══ Data to use ══

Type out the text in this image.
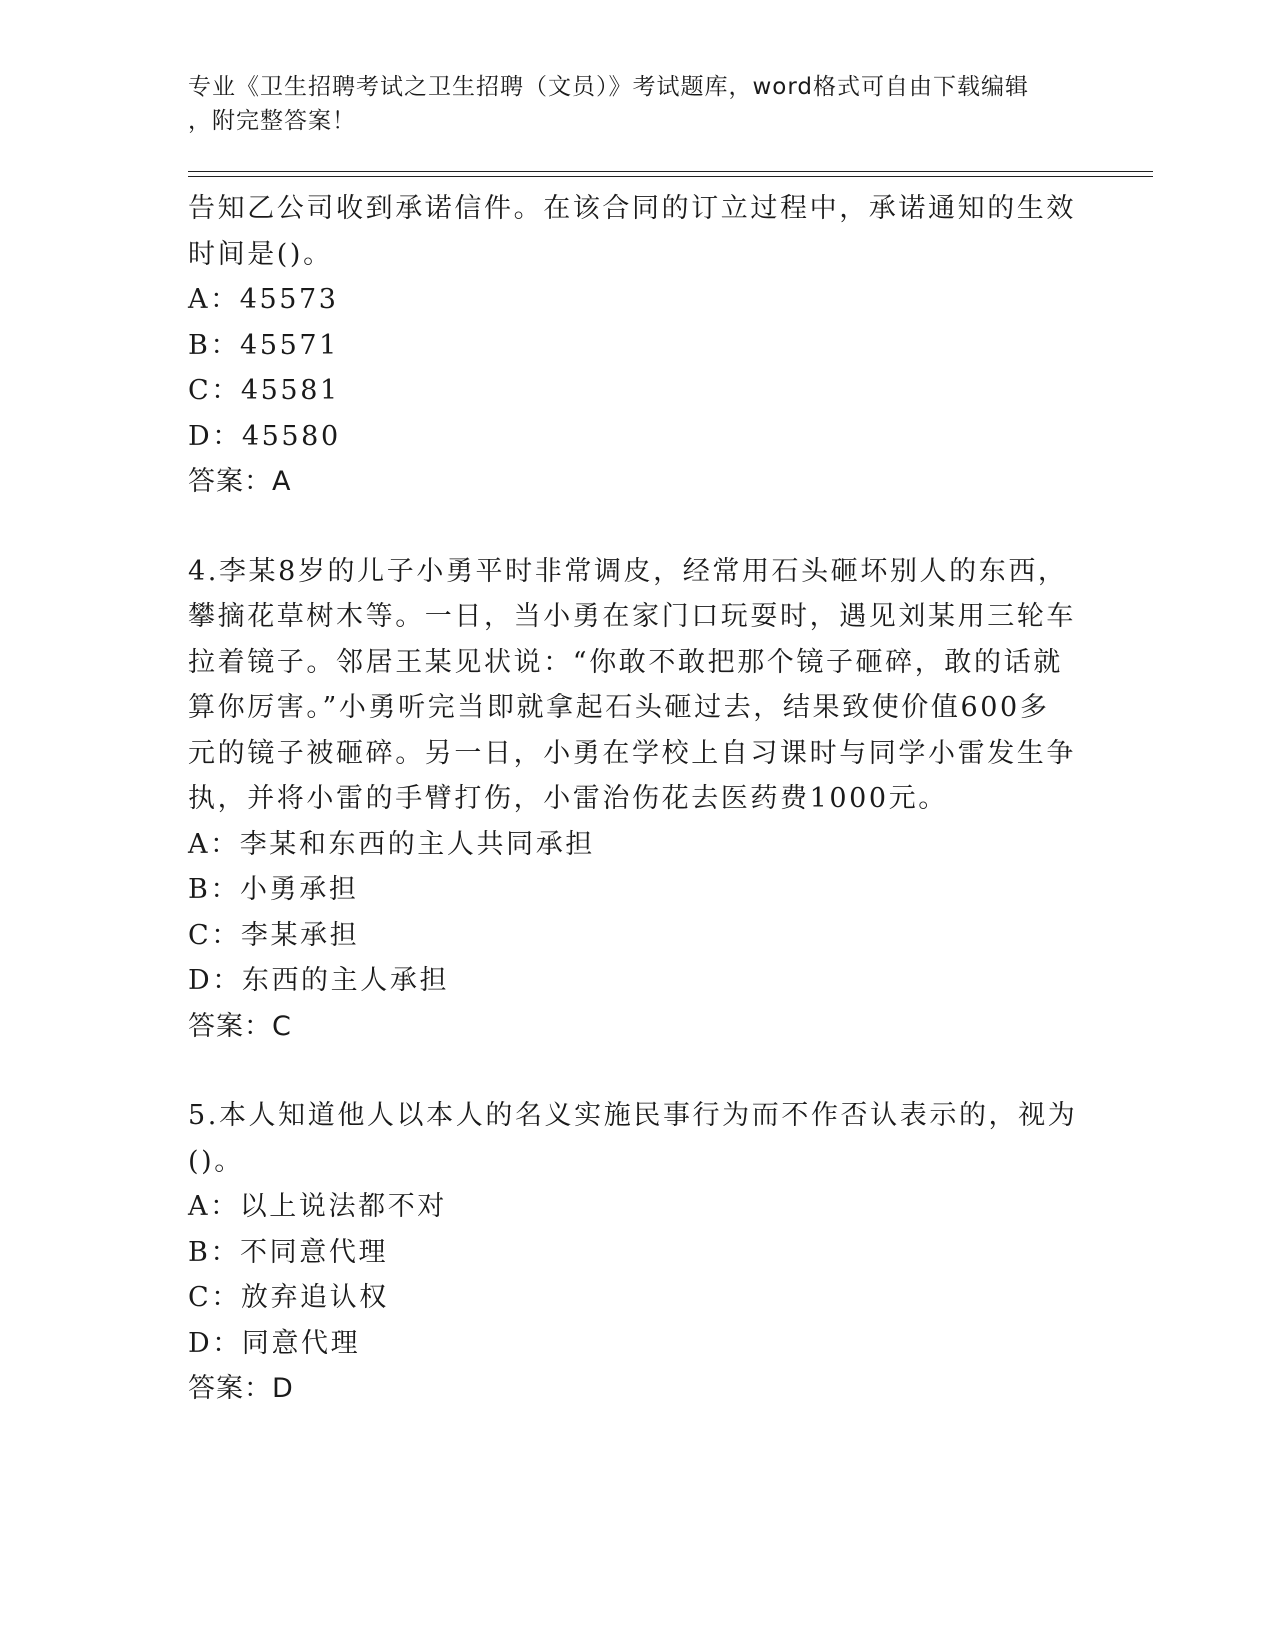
专业《卫生招聘考试之卫生招聘（文员）》考试题库，word格式可自由下载编辑
，附完整答案！
告知乙公司收到承诺信件。在该合同的订立过程中，承诺通知的生效
时间是()。
A：45573
B：45571
C：45581
D：45580
答案：A
4.李某8岁的儿子小勇平时非常调皮，经常用石头砸坏别人的东西，
攀摘花草树木等。一日，当小勇在家门口玩耍时，遇见刘某用三轮车
拉着镜子。邻居王某见状说：“你敢不敢把那个镜子砸碎，敢的话就
算你厉害。”小勇听完当即就拿起石头砸过去，结果致使价值600多
元的镜子被砸碎。另一日，小勇在学校上自习课时与同学小雷发生争
执，并将小雷的手臂打伤，小雷治伤花去医药费1000元。
A：李某和东西的主人共同承担
B：小勇承担
C：李某承担
D：东西的主人承担
答案：C
5.本人知道他人以本人的名义实施民事行为而不作否认表示的，视为
()。
A：以上说法都不对
B：不同意代理
C：放弃追认权
D：同意代理
答案：D
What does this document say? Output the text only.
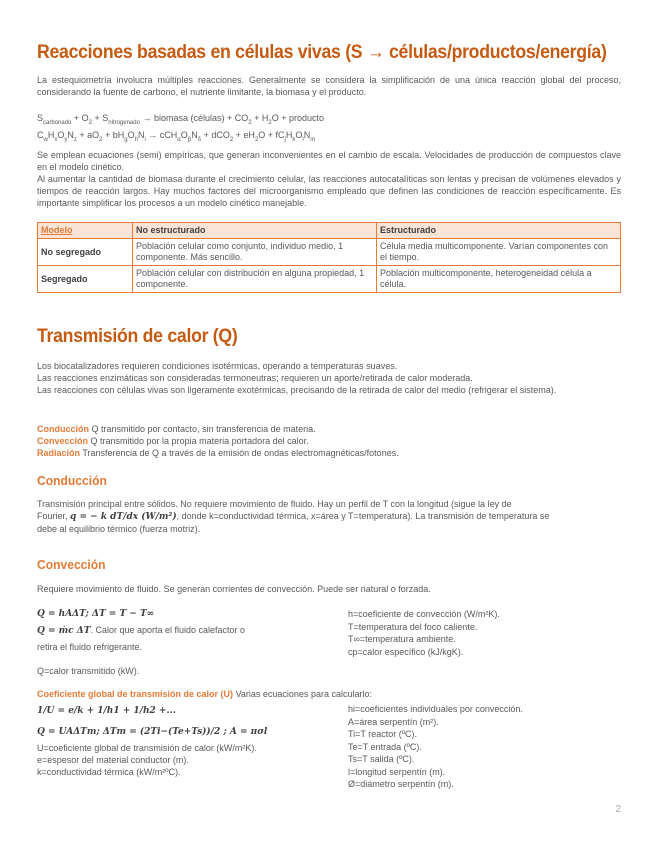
Reacciones basadas en células vivas (S → células/productos/energía)

La estequiometría involucra múltiples reacciones. Generalmente se considera la simplificación de una única reacción global del proceso, considerando la fuente de carbono, el nutriente limitante, la biomasa y el producto.

$S_{carbonado} + O_2 + S_{nitrogenado}$ → biomasa (células) + $CO_2 + H_2O$ + producto
$C_wH_xO_yN_z + aO_2 + bH_gO_hN_i \to cCH_\alpha O_\beta N_\delta + dCO_2 + eH_2O + fC_jH_kO_lN_m$

Se emplean ecuaciones (semi) empíricas, que generan inconvenientes en el cambio de escala. Velocidades de producción de compuestos clave en el modelo cinético.

Al aumentar la cantidad de biomasa durante el crecimiento celular, las reacciones autocatalíticas son lentas y precisan de volúmenes elevados y tiempos de reacción largos. Hay muchos factores del microorganismo empleado que definen las condiciones de reacción específicamente. Es importante simplificar los procesos a un modelo cinético manejable.

Modelo	No estructurado	Estructurado
No segregado	Población celular como conjunto, individuo medio, 1 componente. Más sencillo.	Célula media multicomponente. Varían componentes con el tiempo.
Segregado	Población celular con distribución en alguna propiedad, 1 componente.	Población multicomponente, heterogeneidad célula a célula.
Transmisión de calor (Q)

Los biocatalizadores requieren condiciones isotérmicas, operando a temperaturas suaves.

Las reacciones enzimáticas son consideradas termoneutras; requieren un aporte/retirada de calor moderada.

Las reacciones con células vivas son ligeramente exotérmicas, precisando de la retirada de calor del medio (refrigerar el sistema).

Conducción Q transmitido por contacto, sin transferencia de materia.
Convección Q transmitido por la propia materia portadora del calor.
Radiación Transferencia de Q a través de la emisión de ondas electromagnéticas/fotones.
Conducción

Transmisión principal entre sólidos. No requiere movimiento de fluido. Hay un perfil de T con la longitud (sigue la ley de

Fourier, q = − k dT/dx (W/m²), donde k=conductividad térmica, x=área y T=temperatura). La transmisión de temperatura se

debe al equilibrio térmico (fuerza motriz).

Convección

Requiere movimiento de fluido. Se generan corrientes de convección. Puede ser natural o forzada.

Q = hAΔT; ΔT = T − T∞
Q = ṁc ΔT. Calor que aporta el fluido calefactor o
retira el fluido refrigerante.
Q=calor transmitido (kW).
h=coeficiente de convección (W/m²K).
T=temperatura del foco caliente.
T∞=temperatura ambiente.
cp=calor específico (kJ/kgK).
Coeficiente global de transmisión de calor (U) Varias ecuaciones para calcularlo:
1/U = e/k + 1/h1 + 1/h2 +...
Q = UAΔTm; ΔTm = (2Ti−(Te+Ts))/2 ; A = πσl
U=coeficiente global de transmisión de calor (kW/m²K).
e=espesor del material conductor (m).
k=conductividad térmica (kW/m²ºC).
hi=coeficientes individuales por convección.
A=área serpentín (m²).
Ti=T reactor (ºC).
Te=T entrada (ºC).
Ts=T salida (ºC).
l=longitud serpentín (m).
Ø=diámetro serpentín (m).
2
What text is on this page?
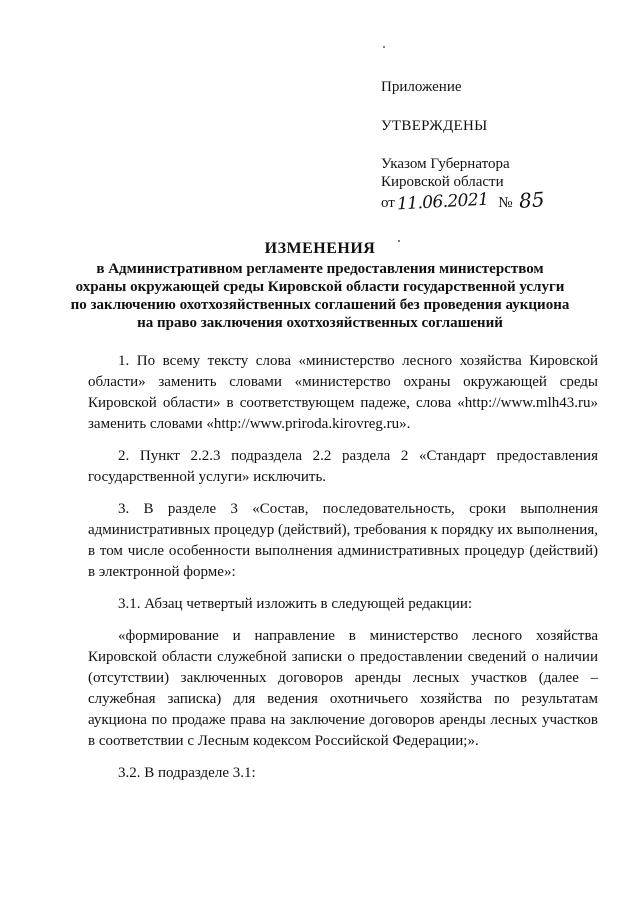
Приложение

УТВЕРЖДЕНЫ

Указом Губернатора

Кировской области

от 11.06.2021 № 85

ИЗМЕНЕНИЯ

в Административном регламенте предоставления министерством

охраны окружающей среды Кировской области государственной услуги

по заключению охотхозяйственных соглашений без проведения аукциона

на право заключения охотхозяйственных соглашений

1. По всему тексту слова «министерство лесного хозяйства Кировской области» заменить словами «министерство охраны окружающей среды Кировской области» в соответствующем падеже, слова «http://www.mlh43.ru» заменить словами «http://www.priroda.kirovreg.ru».

2. Пункт 2.2.3 подраздела 2.2 раздела 2 «Стандарт предоставления государственной услуги» исключить.

3. В разделе 3 «Состав, последовательность, сроки выполнения административных процедур (действий), требования к порядку их выполнения, в том числе особенности выполнения административных процедур (действий) в электронной форме»:

3.1. Абзац четвертый изложить в следующей редакции:

«формирование и направление в министерство лесного хозяйства Кировской области служебной записки о предоставлении сведений о наличии (отсутствии) заключенных договоров аренды лесных участков (далее – служебная записка) для ведения охотничьего хозяйства по результатам аукциона по продаже права на заключение договоров аренды лесных участков в соответствии с Лесным кодексом Российской Федерации;».

3.2. В подразделе 3.1:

═══

Short task: Take every line containing the word "cinético" and copy it.

Exercise response:
Se emplean ecuaciones (semi) empíricas, que generan inconvenientes en el cambio de escala. Velocidades de producción de compuestos clave en el modelo cinético.
Al aumentar la cantidad de biomasa durante el crecimiento celular, las reacciones autocatalíticas son lentas y precisan de volúmenes elevados y tiempos de reacción largos. Hay muchos factores del microorganismo empleado que definen las condiciones de reacción específicamente. Es importante simplificar los procesos a un modelo cinético manejable.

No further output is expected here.